YOUR INSTRUCTIONS
In this exercise, return the whole listing exactly, excluding any images.

──────────

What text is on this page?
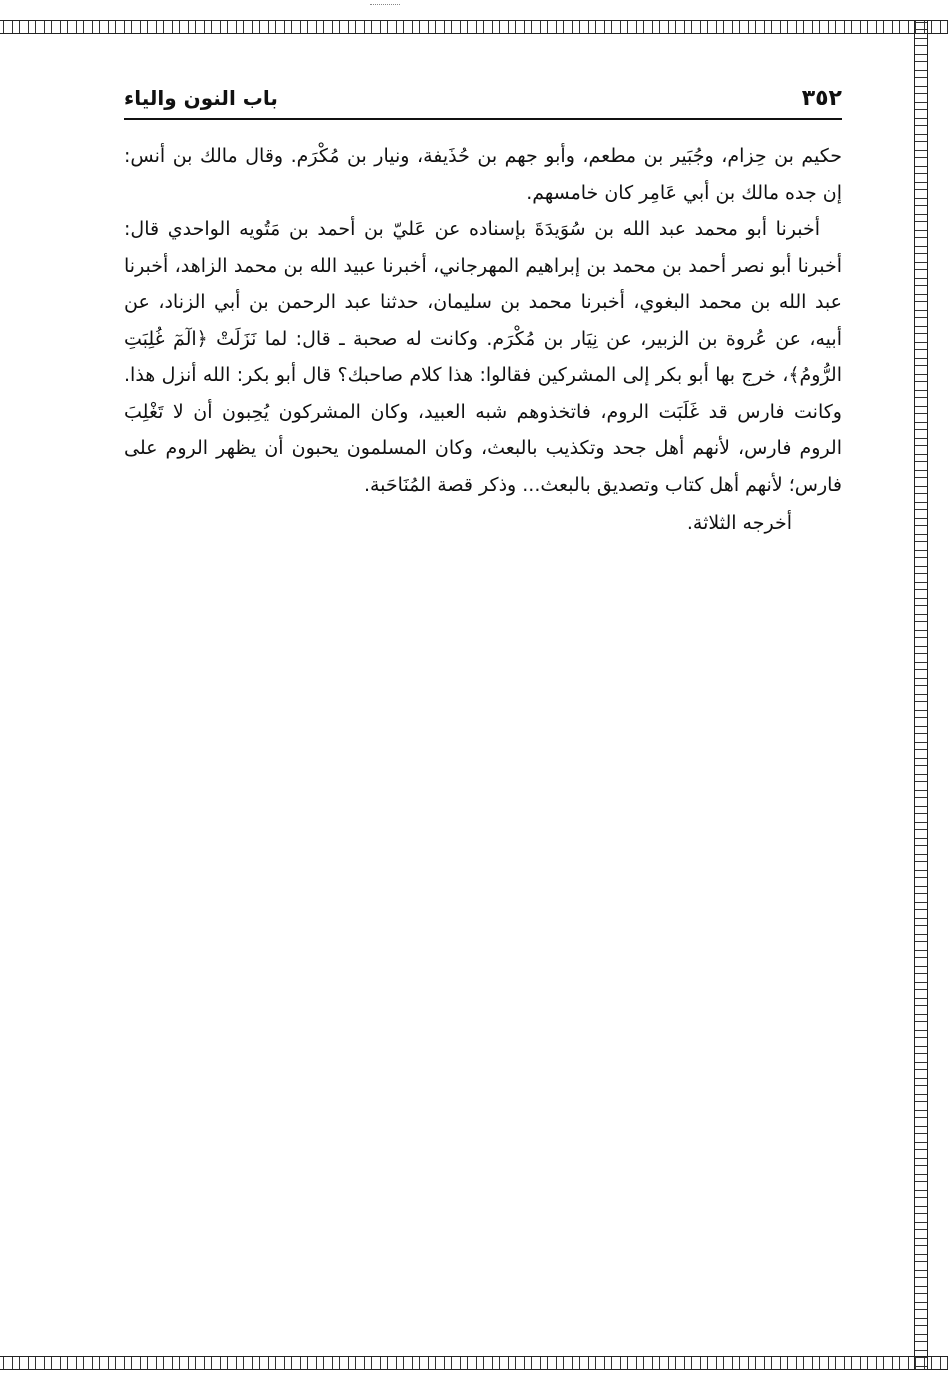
٣٥٢
باب النون والياء

حكيم بن حِزام، وجُبَير بن مطعم، وأبو جهم بن حُذَيفة، ونيار بن مُكْرَم. وقال مالك بن أنس: إن جده مالك بن أبي عَامِر كان خامسهم.

أخبرنا أبو محمد عبد الله بن سُوَيدَةَ بإسناده عن عَليّ بن أحمد بن مَتُويه الواحدي قال: أخبرنا أبو نصر أحمد بن محمد بن إبراهيم المهرجاني، أخبرنا عبيد الله بن محمد الزاهد، أخبرنا عبد الله بن محمد البغوي، أخبرنا محمد بن سليمان، حدثنا عبد الرحمن بن أبي الزناد، عن أبيه، عن عُروة بن الزبير، عن نِيَار بن مُكْرَم. وكانت له صحبة ـ قال: لما نَزَلَتْ ﴿الٓمٓ غُلِبَتِ الرُّومُ﴾، خرج بها أبو بكر إلى المشركين فقالوا: هذا كلام صاحبك؟ قال أبو بكر: الله أنزل هذا. وكانت فارس قد غَلَبَت الروم، فاتخذوهم شبه العبيد، وكان المشركون يُحِبون أن لا تَغْلِبَ الروم فارس، لأنهم أهل جحد وتكذيب بالبعث، وكان المسلمون يحبون أن يظهر الروم على فارس؛ لأنهم أهل كتاب وتصديق بالبعث... وذكر قصة المُنَاحَبة.

أخرجه الثلاثة.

──────────

OUTPUT
What text is on this page?
٣٥٢
باب النون والياء

حكيم بن حِزام، وجُبَير بن مطعم، وأبو جهم بن حُذَيفة، ونيار بن مُكْرَم. وقال مالك بن أنس: إن جده مالك بن أبي عَامِر كان خامسهم.

أخبرنا أبو محمد عبد الله بن سُوَيدَةَ بإسناده عن عَليّ بن أحمد بن مَتُويه الواحدي قال: أخبرنا أبو نصر أحمد بن محمد بن إبراهيم المهرجاني، أخبرنا عبيد الله بن محمد الزاهد، أخبرنا عبد الله بن محمد البغوي، أخبرنا محمد بن سليمان، حدثنا عبد الرحمن بن أبي الزناد، عن أبيه، عن عُروة بن الزبير، عن نِيَار بن مُكْرَم. وكانت له صحبة ـ قال: لما نَزَلَتْ ﴿الٓمٓ غُلِبَتِ الرُّومُ﴾، خرج بها أبو بكر إلى المشركين فقالوا: هذا كلام صاحبك؟ قال أبو بكر: الله أنزل هذا. وكانت فارس قد غَلَبَت الروم، فاتخذوهم شبه العبيد، وكان المشركون يُحِبون أن لا تَغْلِبَ الروم فارس، لأنهم أهل جحد وتكذيب بالبعث، وكان المسلمون يحبون أن يظهر الروم على فارس؛ لأنهم أهل كتاب وتصديق بالبعث... وذكر قصة المُنَاحَبة.

أخرجه الثلاثة.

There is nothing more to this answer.